Start of DATA TO EXAMINE

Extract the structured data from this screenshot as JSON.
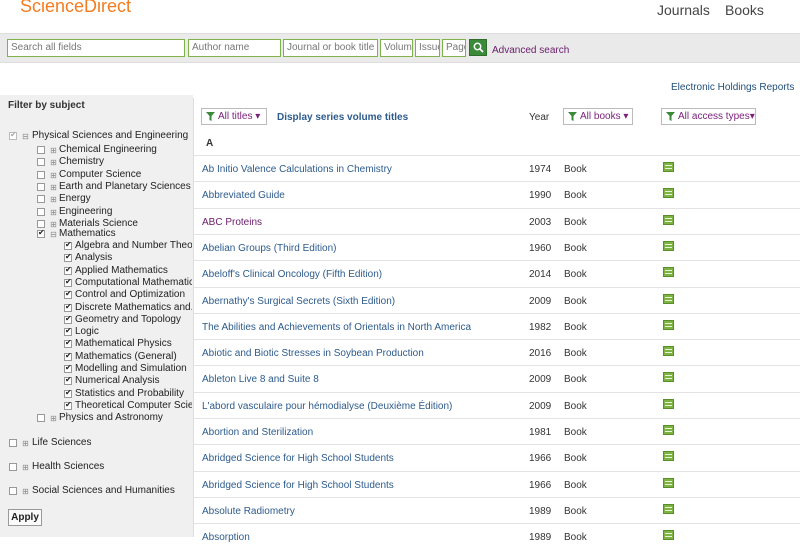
{
  "header": {
    "logo": "ScienceDirect",
    "nav": [
      "Journals",
      "Books"
    ]
  },
  "search": {
    "all_fields": "Search all fields",
    "author": "Author name",
    "journal": "Journal or book title",
    "volume": "Volume",
    "issue": "Issue",
    "page": "Page",
    "advanced": "Advanced search"
  },
  "holdings_link": "Electronic Holdings Reports",
  "sidebar": {
    "title": "Filter by subject",
    "physical": "Physical Sciences and Engineering",
    "physical_children": [
      "Chemical Engineering",
      "Chemistry",
      "Computer Science",
      "Earth and Planetary Sciences",
      "Energy",
      "Engineering",
      "Materials Science"
    ],
    "mathematics": "Mathematics",
    "math_children": [
      "Algebra and Number Theory",
      "Analysis",
      "Applied Mathematics",
      "Computational Mathematics",
      "Control and Optimization",
      "Discrete Mathematics and...",
      "Geometry and Topology",
      "Logic",
      "Mathematical Physics",
      "Mathematics (General)",
      "Modelling and Simulation",
      "Numerical Analysis",
      "Statistics and Probability",
      "Theoretical Computer Scie..."
    ],
    "physics": "Physics and Astronomy",
    "top_others": [
      "Life Sciences",
      "Health Sciences",
      "Social Sciences and Humanities"
    ],
    "apply": "Apply"
  },
  "toolbar": {
    "all_titles": "All titles",
    "display_series": "Display series volume titles",
    "year_header": "Year",
    "all_books": "All books",
    "access": "All access types"
  },
  "letter": "A",
  "rows": [
    {
      "title": "Ab Initio Valence Calculations in Chemistry",
      "year": "1974",
      "kind": "Book",
      "visited": false
    },
    {
      "title": "Abbreviated Guide",
      "year": "1990",
      "kind": "Book",
      "visited": false
    },
    {
      "title": "ABC Proteins",
      "year": "2003",
      "kind": "Book",
      "visited": true
    },
    {
      "title": "Abelian Groups (Third Edition)",
      "year": "1960",
      "kind": "Book",
      "visited": false
    },
    {
      "title": "Abeloff's Clinical Oncology (Fifth Edition)",
      "year": "2014",
      "kind": "Book",
      "visited": false
    },
    {
      "title": "Abernathy's Surgical Secrets (Sixth Edition)",
      "year": "2009",
      "kind": "Book",
      "visited": false
    },
    {
      "title": "The Abilities and Achievements of Orientals in North America",
      "year": "1982",
      "kind": "Book",
      "visited": false
    },
    {
      "title": "Abiotic and Biotic Stresses in Soybean Production",
      "year": "2016",
      "kind": "Book",
      "visited": false
    },
    {
      "title": "Ableton Live 8 and Suite 8",
      "year": "2009",
      "kind": "Book",
      "visited": false
    },
    {
      "title": "L'abord vasculaire pour hémodialyse (Deuxième Édition)",
      "year": "2009",
      "kind": "Book",
      "visited": false
    },
    {
      "title": "Abortion and Sterilization",
      "year": "1981",
      "kind": "Book",
      "visited": false
    },
    {
      "title": "Abridged Science for High School Students",
      "year": "1966",
      "kind": "Book",
      "visited": false
    },
    {
      "title": "Abridged Science for High School Students",
      "year": "1966",
      "kind": "Book",
      "visited": false
    },
    {
      "title": "Absolute Radiometry",
      "year": "1989",
      "kind": "Book",
      "visited": false
    },
    {
      "title": "Absorption",
      "year": "1989",
      "kind": "Book",
      "visited": false
    }
  ]
}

End of DATA TO EXAMINE

• THE TASK: Filter the listing above, keeping only the lines with "titles".

• EXPECTED ANSWER:
    "all_titles": "All titles",
    "display_series": "Display series volume titles",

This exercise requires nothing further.